Problem:
Below are the records; copy each line in them that holds the word "JSON".

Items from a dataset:
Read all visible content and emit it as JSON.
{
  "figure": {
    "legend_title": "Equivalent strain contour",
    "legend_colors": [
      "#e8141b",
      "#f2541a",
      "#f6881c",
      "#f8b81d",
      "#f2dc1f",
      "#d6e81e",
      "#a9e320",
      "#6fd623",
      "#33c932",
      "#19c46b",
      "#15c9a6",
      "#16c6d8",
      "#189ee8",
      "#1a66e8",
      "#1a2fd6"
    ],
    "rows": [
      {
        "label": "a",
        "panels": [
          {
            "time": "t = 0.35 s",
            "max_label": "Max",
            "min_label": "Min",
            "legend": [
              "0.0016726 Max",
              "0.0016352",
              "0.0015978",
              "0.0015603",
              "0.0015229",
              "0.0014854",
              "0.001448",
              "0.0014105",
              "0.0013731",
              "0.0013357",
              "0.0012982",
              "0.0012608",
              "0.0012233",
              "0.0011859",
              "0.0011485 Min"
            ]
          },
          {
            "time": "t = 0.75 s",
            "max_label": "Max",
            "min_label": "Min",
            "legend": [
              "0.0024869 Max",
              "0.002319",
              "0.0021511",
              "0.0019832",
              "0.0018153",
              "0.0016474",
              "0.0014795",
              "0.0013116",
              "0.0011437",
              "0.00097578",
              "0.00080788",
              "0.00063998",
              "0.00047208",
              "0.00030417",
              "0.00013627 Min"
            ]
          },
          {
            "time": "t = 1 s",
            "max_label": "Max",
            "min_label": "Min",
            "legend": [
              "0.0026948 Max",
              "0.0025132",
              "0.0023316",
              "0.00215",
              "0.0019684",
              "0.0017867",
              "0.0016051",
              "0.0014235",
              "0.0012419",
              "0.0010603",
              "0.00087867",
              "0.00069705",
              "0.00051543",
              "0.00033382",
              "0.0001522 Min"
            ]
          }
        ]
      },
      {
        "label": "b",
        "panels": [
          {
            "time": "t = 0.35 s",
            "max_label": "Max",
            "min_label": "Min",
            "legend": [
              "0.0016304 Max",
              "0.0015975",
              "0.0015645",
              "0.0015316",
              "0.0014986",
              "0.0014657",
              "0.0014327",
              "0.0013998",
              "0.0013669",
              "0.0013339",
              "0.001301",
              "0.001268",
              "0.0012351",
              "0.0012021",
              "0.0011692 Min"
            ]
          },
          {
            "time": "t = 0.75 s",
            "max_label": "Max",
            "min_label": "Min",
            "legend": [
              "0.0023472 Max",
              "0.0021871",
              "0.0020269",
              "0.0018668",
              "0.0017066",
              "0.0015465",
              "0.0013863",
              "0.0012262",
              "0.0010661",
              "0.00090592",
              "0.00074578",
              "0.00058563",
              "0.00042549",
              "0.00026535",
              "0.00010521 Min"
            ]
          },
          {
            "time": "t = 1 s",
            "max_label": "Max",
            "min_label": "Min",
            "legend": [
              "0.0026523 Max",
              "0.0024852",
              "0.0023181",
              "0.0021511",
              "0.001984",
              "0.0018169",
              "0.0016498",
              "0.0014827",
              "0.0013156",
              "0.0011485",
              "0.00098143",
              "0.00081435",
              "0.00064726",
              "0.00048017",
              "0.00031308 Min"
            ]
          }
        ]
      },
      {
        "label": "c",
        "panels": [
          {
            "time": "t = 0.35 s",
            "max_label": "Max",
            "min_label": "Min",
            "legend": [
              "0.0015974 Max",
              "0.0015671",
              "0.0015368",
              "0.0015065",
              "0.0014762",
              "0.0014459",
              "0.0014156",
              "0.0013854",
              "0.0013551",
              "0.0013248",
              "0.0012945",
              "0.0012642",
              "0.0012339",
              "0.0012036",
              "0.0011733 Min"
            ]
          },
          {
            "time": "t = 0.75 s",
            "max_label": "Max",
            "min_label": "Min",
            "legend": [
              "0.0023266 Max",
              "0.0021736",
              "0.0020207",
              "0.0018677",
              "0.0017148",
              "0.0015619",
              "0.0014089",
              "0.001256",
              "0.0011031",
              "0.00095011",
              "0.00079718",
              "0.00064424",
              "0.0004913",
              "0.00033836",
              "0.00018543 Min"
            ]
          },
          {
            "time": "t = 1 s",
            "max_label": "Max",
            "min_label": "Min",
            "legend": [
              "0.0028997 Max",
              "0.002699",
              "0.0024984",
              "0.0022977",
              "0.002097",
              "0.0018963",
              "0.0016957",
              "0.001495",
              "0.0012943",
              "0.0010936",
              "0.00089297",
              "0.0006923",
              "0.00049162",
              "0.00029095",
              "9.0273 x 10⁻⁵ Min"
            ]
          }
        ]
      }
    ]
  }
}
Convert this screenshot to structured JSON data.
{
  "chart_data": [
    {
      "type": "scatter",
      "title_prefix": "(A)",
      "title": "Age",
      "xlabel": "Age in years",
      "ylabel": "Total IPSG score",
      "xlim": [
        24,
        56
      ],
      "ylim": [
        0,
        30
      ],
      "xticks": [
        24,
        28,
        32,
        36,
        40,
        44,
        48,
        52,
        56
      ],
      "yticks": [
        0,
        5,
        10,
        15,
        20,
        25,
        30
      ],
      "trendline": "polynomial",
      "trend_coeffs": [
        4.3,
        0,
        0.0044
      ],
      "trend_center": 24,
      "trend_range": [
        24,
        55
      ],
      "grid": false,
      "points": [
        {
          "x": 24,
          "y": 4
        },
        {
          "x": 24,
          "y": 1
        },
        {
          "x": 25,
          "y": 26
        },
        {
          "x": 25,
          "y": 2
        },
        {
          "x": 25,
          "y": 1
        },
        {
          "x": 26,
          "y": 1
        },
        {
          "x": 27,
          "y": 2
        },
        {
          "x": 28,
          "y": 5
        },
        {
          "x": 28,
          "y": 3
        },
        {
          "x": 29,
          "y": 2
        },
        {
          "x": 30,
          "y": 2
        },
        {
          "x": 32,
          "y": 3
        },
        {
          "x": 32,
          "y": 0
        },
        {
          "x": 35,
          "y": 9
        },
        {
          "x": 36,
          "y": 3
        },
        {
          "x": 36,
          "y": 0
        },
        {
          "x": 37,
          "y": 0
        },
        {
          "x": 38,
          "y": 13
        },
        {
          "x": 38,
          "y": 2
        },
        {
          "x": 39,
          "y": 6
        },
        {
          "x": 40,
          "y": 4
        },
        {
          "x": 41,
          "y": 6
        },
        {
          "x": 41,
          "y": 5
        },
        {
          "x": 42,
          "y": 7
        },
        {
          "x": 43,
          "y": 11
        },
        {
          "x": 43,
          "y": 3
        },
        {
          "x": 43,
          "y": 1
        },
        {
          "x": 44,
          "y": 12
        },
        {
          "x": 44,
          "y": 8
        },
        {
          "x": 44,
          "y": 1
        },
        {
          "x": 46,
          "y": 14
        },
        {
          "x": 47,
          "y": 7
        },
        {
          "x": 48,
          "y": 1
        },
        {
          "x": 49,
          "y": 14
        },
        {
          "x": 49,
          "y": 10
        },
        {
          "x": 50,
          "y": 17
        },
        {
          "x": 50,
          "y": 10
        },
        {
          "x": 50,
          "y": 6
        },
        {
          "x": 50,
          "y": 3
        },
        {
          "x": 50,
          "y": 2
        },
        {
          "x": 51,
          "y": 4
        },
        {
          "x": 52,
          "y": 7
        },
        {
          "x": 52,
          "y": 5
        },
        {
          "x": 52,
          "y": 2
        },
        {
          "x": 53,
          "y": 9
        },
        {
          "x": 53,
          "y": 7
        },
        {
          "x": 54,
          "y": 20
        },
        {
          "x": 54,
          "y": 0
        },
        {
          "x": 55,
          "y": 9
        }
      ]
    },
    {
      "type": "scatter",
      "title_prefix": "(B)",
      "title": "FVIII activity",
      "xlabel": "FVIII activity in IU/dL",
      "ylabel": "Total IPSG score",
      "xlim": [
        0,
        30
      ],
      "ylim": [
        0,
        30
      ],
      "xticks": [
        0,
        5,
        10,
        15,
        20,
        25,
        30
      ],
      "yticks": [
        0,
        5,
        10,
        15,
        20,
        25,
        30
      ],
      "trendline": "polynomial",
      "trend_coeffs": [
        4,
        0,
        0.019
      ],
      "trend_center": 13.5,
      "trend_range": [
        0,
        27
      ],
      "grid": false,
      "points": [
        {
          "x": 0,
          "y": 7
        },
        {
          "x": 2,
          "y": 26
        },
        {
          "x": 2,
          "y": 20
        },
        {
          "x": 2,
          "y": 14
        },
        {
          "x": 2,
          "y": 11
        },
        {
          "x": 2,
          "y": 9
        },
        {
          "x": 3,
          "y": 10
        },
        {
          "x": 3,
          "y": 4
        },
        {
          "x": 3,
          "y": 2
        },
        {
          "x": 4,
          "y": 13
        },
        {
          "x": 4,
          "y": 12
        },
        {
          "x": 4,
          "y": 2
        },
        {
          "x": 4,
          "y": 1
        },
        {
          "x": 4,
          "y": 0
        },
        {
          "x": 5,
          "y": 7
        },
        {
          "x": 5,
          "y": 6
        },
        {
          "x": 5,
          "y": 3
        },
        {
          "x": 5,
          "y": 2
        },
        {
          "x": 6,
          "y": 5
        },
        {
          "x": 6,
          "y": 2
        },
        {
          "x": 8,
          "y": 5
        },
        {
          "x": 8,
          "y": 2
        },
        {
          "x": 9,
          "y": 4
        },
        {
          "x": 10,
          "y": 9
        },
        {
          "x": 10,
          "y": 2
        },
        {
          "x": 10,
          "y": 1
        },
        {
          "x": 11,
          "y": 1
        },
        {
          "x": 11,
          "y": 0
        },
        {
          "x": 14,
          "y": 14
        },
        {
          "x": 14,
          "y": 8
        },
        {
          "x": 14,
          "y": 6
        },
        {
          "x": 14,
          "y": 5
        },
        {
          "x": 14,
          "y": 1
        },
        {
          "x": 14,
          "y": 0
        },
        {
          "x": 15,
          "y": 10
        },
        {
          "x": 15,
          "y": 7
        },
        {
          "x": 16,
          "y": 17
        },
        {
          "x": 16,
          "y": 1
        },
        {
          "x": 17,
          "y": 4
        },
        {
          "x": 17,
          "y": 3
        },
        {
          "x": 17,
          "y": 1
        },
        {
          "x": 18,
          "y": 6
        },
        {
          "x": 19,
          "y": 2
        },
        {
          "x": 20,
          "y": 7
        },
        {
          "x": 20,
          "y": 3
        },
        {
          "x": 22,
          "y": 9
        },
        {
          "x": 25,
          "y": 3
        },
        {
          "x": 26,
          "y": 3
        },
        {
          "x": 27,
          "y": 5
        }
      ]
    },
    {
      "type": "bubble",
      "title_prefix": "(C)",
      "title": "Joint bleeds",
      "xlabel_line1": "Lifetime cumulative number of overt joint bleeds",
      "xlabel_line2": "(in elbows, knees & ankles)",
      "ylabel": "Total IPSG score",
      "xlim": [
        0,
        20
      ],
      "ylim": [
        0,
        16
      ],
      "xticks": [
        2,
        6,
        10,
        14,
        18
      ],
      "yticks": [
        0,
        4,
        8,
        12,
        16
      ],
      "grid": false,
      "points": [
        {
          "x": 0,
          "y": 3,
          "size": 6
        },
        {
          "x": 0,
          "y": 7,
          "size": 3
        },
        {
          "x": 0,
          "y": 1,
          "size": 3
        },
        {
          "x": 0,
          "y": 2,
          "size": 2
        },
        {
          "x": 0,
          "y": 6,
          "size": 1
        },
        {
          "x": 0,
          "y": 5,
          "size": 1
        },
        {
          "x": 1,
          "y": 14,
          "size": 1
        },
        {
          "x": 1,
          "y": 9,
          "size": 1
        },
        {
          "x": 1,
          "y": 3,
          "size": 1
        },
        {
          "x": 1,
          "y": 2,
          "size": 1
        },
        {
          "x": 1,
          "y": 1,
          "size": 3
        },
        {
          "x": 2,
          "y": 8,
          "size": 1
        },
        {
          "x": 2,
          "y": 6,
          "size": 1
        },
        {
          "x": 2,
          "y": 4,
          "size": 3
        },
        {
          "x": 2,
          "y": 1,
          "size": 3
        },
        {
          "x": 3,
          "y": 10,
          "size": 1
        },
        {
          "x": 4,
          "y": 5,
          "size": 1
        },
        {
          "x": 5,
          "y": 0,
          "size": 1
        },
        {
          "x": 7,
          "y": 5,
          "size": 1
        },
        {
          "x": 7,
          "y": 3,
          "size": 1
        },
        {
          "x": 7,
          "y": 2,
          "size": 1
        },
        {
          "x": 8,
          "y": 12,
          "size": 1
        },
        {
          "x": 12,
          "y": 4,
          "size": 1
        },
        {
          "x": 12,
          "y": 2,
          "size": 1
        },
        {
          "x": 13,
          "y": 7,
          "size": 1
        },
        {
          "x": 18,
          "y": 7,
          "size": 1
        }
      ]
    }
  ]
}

Output for this task:
Read all visible content and emit it as JSON.
Convert this screenshot to structured JSON data.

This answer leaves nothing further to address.